◆ **Extracted data**
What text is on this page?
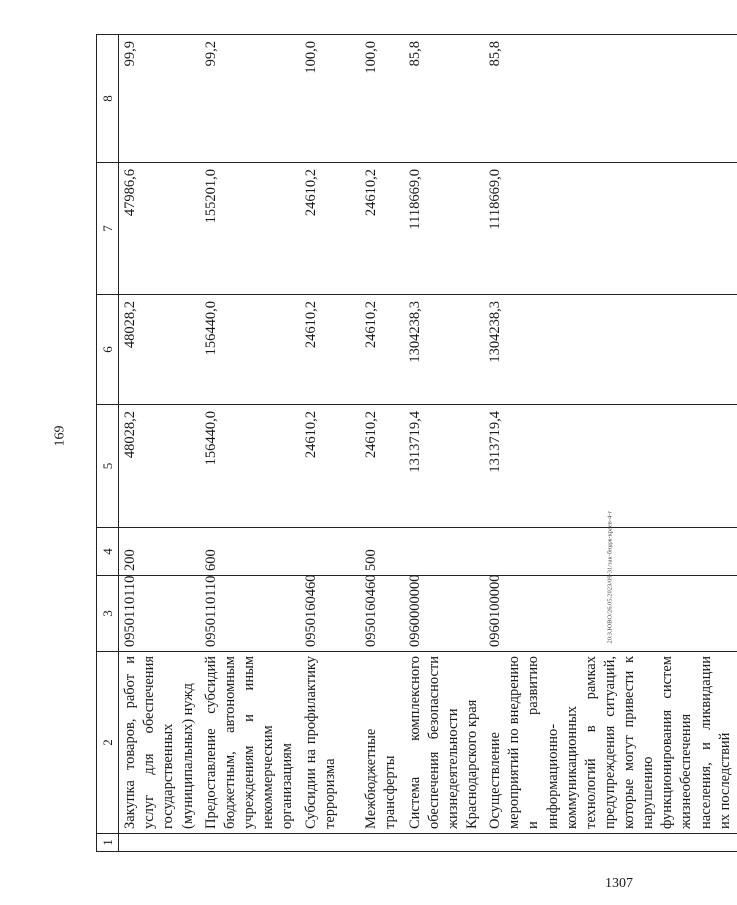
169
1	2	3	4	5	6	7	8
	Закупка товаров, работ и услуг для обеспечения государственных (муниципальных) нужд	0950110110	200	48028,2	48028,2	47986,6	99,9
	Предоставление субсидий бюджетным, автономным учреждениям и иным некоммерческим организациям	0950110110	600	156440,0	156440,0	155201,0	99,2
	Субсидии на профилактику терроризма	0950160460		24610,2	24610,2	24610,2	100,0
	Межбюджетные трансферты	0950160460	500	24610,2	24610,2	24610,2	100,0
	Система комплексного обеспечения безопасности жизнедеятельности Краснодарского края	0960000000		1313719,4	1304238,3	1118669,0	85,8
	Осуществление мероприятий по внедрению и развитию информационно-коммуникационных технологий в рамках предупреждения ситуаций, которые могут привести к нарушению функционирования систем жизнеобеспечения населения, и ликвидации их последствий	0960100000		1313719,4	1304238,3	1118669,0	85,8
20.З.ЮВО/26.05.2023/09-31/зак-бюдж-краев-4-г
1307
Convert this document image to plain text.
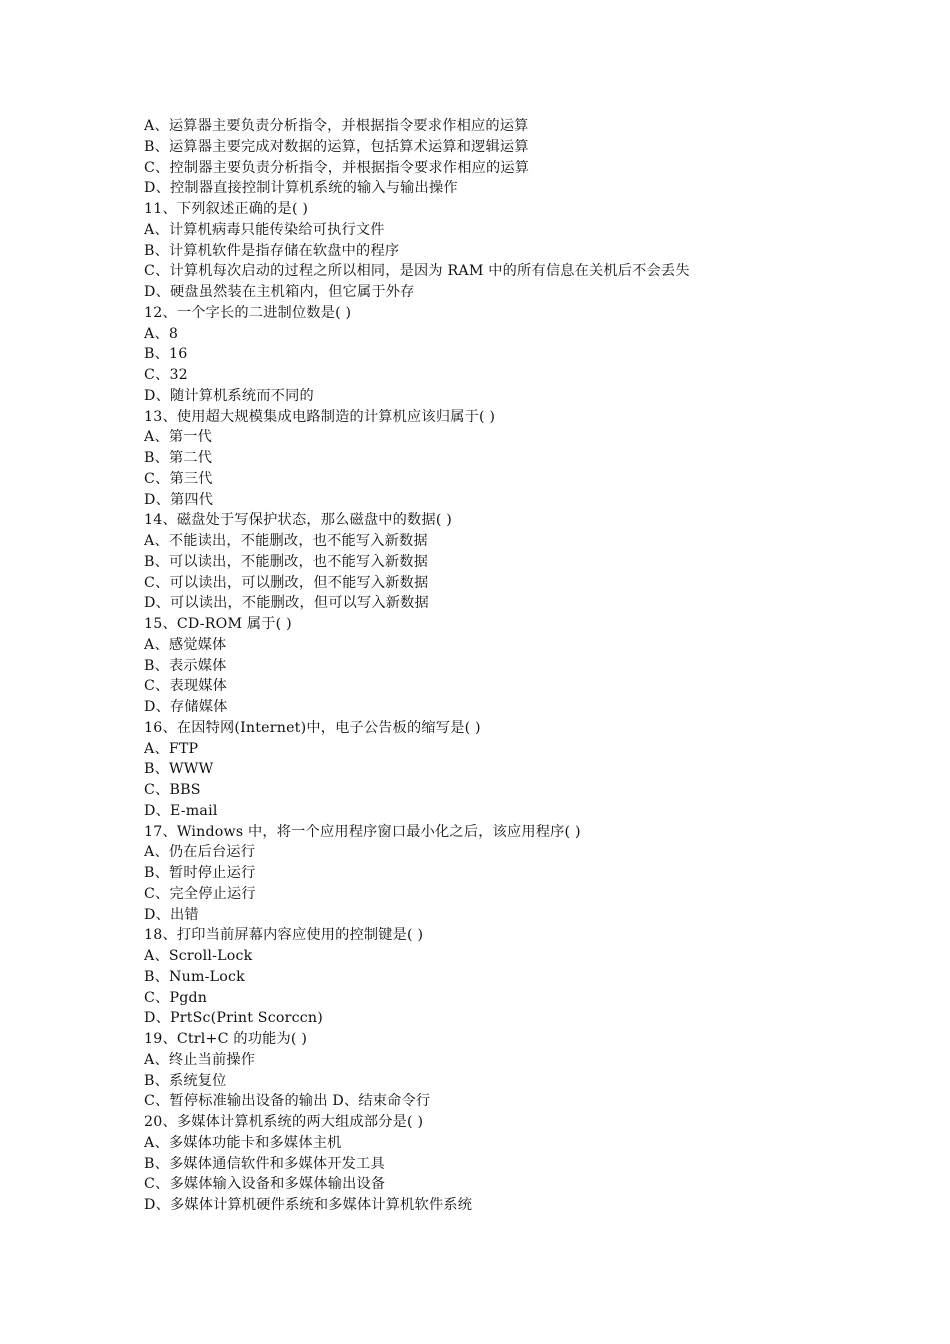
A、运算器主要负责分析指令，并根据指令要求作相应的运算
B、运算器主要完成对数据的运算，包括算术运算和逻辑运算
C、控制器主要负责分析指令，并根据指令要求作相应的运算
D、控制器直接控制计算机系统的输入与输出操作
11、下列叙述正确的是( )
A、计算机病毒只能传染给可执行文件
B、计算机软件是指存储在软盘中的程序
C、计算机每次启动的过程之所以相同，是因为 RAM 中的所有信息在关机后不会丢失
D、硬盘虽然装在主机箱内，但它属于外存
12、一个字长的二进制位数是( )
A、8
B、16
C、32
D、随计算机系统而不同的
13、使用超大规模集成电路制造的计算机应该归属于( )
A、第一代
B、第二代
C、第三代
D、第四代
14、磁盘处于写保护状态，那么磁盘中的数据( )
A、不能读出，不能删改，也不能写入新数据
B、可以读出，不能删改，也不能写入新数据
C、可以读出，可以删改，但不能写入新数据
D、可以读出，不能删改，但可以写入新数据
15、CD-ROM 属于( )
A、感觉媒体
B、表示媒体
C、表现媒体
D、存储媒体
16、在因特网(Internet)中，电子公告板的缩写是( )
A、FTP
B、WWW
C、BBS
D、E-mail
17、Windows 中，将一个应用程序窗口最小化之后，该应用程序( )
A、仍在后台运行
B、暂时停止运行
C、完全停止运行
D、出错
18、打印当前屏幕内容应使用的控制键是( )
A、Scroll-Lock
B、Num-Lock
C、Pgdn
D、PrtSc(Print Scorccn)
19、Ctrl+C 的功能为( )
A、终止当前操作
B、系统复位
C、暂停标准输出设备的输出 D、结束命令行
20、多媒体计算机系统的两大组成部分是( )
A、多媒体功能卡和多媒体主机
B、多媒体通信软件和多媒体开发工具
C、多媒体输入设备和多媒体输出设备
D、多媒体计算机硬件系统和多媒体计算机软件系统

◆ **What is being asked**
In the entries above, find each line with the word "不能删改" and copy it.

◆ **The response**
A、不能读出，不能删改，也不能写入新数据
B、可以读出，不能删改，也不能写入新数据
D、可以读出，不能删改，但可以写入新数据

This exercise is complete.